THE TASK: Extract the lines that carry the string "University" from the listing.

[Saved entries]
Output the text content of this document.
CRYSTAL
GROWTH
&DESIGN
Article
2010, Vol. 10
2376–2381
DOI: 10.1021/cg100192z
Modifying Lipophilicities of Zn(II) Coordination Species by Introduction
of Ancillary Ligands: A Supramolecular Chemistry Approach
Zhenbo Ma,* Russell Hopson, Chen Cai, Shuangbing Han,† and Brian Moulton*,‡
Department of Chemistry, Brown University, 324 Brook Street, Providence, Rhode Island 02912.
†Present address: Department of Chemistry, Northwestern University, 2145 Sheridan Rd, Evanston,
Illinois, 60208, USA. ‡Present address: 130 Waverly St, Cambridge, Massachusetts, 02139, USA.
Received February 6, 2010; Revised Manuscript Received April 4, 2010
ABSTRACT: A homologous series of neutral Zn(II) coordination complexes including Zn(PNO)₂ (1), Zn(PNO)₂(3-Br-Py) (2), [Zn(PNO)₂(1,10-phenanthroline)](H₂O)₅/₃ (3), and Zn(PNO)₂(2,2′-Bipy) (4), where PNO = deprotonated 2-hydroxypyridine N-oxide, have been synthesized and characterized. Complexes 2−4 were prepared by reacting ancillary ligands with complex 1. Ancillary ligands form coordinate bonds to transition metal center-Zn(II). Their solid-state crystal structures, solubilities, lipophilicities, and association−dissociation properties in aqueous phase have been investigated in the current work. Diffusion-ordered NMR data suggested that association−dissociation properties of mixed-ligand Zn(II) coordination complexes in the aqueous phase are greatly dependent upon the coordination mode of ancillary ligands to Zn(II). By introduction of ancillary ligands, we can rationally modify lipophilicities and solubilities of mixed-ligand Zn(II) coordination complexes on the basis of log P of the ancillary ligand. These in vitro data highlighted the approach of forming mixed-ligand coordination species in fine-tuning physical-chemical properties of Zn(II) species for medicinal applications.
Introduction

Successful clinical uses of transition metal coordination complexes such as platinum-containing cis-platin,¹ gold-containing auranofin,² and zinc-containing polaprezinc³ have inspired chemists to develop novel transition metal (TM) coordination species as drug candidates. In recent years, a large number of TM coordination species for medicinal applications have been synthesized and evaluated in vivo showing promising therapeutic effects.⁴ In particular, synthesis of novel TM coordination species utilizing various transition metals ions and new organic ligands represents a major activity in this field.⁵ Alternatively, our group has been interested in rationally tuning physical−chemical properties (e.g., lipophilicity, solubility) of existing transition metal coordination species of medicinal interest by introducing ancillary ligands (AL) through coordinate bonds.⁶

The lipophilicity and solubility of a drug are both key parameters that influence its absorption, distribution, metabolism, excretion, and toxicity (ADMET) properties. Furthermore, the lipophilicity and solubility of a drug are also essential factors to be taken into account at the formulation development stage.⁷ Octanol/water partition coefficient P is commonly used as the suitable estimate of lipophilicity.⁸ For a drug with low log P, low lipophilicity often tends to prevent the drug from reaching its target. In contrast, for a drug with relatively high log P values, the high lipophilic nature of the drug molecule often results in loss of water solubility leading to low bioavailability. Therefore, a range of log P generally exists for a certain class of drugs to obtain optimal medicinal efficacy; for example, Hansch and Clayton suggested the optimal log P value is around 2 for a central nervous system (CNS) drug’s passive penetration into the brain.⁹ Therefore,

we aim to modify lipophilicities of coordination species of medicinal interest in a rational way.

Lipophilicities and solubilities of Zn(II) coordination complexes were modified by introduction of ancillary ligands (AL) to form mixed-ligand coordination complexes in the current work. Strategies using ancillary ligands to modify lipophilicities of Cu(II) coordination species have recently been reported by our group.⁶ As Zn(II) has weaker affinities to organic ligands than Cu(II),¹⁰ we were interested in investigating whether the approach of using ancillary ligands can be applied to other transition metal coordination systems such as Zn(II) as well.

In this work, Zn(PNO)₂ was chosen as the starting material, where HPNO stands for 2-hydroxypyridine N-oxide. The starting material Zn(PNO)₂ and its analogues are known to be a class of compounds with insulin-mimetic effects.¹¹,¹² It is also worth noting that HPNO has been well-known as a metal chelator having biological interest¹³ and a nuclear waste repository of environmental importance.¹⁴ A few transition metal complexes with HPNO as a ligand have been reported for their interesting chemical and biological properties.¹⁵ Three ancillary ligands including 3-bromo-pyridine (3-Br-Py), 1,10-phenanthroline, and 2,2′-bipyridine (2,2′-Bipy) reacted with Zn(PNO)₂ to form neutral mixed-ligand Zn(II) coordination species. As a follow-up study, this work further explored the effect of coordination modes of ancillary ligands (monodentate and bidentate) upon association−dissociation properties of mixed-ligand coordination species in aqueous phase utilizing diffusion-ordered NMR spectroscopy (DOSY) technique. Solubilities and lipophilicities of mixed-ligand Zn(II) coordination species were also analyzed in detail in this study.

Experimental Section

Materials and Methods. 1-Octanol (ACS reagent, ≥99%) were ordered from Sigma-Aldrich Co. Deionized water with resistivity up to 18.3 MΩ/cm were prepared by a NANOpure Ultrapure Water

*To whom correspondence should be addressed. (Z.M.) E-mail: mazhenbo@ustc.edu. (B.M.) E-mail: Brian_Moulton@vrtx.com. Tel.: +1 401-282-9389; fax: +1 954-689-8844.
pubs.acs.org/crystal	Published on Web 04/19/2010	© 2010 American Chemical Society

==

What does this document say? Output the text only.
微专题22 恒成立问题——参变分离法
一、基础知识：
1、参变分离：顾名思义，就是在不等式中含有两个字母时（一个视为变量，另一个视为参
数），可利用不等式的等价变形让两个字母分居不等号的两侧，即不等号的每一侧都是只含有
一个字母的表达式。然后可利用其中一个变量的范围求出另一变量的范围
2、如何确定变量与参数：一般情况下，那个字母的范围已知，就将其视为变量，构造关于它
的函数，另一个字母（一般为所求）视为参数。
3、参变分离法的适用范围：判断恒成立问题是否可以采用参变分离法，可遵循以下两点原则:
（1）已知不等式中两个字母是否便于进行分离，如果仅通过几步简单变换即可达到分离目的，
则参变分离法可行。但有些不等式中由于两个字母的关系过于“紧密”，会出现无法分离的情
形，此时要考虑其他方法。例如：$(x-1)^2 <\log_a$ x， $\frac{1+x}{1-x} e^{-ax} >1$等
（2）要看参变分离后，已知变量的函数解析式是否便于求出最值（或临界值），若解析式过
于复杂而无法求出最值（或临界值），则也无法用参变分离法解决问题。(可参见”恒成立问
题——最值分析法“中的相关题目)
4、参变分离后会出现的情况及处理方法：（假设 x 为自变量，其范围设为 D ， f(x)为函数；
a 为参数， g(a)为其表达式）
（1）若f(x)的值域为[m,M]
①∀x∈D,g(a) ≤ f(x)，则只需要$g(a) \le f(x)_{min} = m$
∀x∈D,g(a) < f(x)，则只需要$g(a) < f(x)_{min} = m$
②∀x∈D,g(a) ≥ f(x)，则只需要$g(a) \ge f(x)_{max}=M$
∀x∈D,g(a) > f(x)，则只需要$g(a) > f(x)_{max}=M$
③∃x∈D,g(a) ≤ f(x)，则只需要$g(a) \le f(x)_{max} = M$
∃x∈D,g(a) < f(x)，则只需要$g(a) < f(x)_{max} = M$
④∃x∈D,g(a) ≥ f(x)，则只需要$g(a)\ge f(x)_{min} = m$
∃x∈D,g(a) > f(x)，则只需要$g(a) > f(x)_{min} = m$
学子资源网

ANSWER FOR THE TASK:
Department of Chemistry, Brown University, 324 Brook Street, Providence, Rhode Island 02912.
†Present address: Department of Chemistry, Northwestern University, 2145 Sheridan Rd, Evanston,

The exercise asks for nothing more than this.